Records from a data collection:
-.-.-

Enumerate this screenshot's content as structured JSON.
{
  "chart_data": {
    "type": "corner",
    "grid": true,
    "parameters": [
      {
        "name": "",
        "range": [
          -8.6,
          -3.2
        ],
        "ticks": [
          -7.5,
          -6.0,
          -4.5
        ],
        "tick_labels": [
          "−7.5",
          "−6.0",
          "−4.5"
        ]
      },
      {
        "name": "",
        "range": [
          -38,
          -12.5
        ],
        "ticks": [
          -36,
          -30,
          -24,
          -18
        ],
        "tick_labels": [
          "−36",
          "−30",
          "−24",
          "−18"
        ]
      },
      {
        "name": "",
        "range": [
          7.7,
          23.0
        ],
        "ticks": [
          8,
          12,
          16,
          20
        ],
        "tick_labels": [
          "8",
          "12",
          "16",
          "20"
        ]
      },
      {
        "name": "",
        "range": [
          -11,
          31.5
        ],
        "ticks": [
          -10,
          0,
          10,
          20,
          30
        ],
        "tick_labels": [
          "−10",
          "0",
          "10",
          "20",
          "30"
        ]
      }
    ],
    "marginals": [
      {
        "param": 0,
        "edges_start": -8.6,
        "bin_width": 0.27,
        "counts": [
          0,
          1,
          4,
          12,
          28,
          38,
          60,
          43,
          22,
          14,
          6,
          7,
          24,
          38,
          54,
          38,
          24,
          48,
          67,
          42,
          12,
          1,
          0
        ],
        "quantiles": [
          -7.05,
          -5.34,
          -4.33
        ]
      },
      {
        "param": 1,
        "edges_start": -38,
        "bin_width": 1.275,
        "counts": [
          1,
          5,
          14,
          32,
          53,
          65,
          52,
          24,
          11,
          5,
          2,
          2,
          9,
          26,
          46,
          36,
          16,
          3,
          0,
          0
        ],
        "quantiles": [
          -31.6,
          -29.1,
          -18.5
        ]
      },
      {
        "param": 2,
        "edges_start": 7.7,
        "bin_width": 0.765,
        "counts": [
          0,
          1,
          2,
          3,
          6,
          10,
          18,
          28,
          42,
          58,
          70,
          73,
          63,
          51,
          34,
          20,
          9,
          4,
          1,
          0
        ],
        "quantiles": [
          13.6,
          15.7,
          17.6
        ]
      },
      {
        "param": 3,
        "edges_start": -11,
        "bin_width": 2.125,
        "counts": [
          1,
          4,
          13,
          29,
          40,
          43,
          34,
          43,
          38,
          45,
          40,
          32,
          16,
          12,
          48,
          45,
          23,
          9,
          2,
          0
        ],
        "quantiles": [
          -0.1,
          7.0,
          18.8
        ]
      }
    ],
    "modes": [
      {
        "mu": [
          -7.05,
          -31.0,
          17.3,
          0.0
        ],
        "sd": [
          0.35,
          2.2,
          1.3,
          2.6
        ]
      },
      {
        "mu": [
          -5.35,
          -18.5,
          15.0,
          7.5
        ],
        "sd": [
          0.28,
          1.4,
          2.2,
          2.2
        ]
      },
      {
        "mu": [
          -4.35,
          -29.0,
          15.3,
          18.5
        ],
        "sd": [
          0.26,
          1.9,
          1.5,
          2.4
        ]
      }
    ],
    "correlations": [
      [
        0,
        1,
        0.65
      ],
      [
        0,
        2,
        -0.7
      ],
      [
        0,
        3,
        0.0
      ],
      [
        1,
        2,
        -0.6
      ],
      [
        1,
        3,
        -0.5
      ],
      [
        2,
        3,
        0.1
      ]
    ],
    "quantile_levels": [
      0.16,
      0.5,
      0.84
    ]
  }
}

-.-.-

> [Given exercise]
Without leaving anything out, quote all the data.

> [Completed task]
Enumerate this screenshot's content as structured JSON.
{
  "chart_data": {
    "type": "corner",
    "grid": true,
    "parameters": [
      {
        "name": "",
        "range": [
          -8.6,
          -3.2
        ],
        "ticks": [
          -7.5,
          -6.0,
          -4.5
        ],
        "tick_labels": [
          "−7.5",
          "−6.0",
          "−4.5"
        ]
      },
      {
        "name": "",
        "range": [
          -38,
          -12.5
        ],
        "ticks": [
          -36,
          -30,
          -24,
          -18
        ],
        "tick_labels": [
          "−36",
          "−30",
          "−24",
          "−18"
        ]
      },
      {
        "name": "",
        "range": [
          7.7,
          23.0
        ],
        "ticks": [
          8,
          12,
          16,
          20
        ],
        "tick_labels": [
          "8",
          "12",
          "16",
          "20"
        ]
      },
      {
        "name": "",
        "range": [
          -11,
          31.5
        ],
        "ticks": [
          -10,
          0,
          10,
          20,
          30
        ],
        "tick_labels": [
          "−10",
          "0",
          "10",
          "20",
          "30"
        ]
      }
    ],
    "marginals": [
      {
        "param": 0,
        "edges_start": -8.6,
        "bin_width": 0.27,
        "counts": [
          0,
          1,
          4,
          12,
          28,
          38,
          60,
          43,
          22,
          14,
          6,
          7,
          24,
          38,
          54,
          38,
          24,
          48,
          67,
          42,
          12,
          1,
          0
        ],
        "quantiles": [
          -7.05,
          -5.34,
          -4.33
        ]
      },
      {
        "param": 1,
        "edges_start": -38,
        "bin_width": 1.275,
        "counts": [
          1,
          5,
          14,
          32,
          53,
          65,
          52,
          24,
          11,
          5,
          2,
          2,
          9,
          26,
          46,
          36,
          16,
          3,
          0,
          0
        ],
        "quantiles": [
          -31.6,
          -29.1,
          -18.5
        ]
      },
      {
        "param": 2,
        "edges_start": 7.7,
        "bin_width": 0.765,
        "counts": [
          0,
          1,
          2,
          3,
          6,
          10,
          18,
          28,
          42,
          58,
          70,
          73,
          63,
          51,
          34,
          20,
          9,
          4,
          1,
          0
        ],
        "quantiles": [
          13.6,
          15.7,
          17.6
        ]
      },
      {
        "param": 3,
        "edges_start": -11,
        "bin_width": 2.125,
        "counts": [
          1,
          4,
          13,
          29,
          40,
          43,
          34,
          43,
          38,
          45,
          40,
          32,
          16,
          12,
          48,
          45,
          23,
          9,
          2,
          0
        ],
        "quantiles": [
          -0.1,
          7.0,
          18.8
        ]
      }
    ],
    "modes": [
      {
        "mu": [
          -7.05,
          -31.0,
          17.3,
          0.0
        ],
        "sd": [
          0.35,
          2.2,
          1.3,
          2.6
        ]
      },
      {
        "mu": [
          -5.35,
          -18.5,
          15.0,
          7.5
        ],
        "sd": [
          0.28,
          1.4,
          2.2,
          2.2
        ]
      },
      {
        "mu": [
          -4.35,
          -29.0,
          15.3,
          18.5
        ],
        "sd": [
          0.26,
          1.9,
          1.5,
          2.4
        ]
      }
    ],
    "correlations": [
      [
        0,
        1,
        0.65
      ],
      [
        0,
        2,
        -0.7
      ],
      [
        0,
        3,
        0.0
      ],
      [
        1,
        2,
        -0.6
      ],
      [
        1,
        3,
        -0.5
      ],
      [
        2,
        3,
        0.1
      ]
    ],
    "quantile_levels": [
      0.16,
      0.5,
      0.84
    ]
  }
}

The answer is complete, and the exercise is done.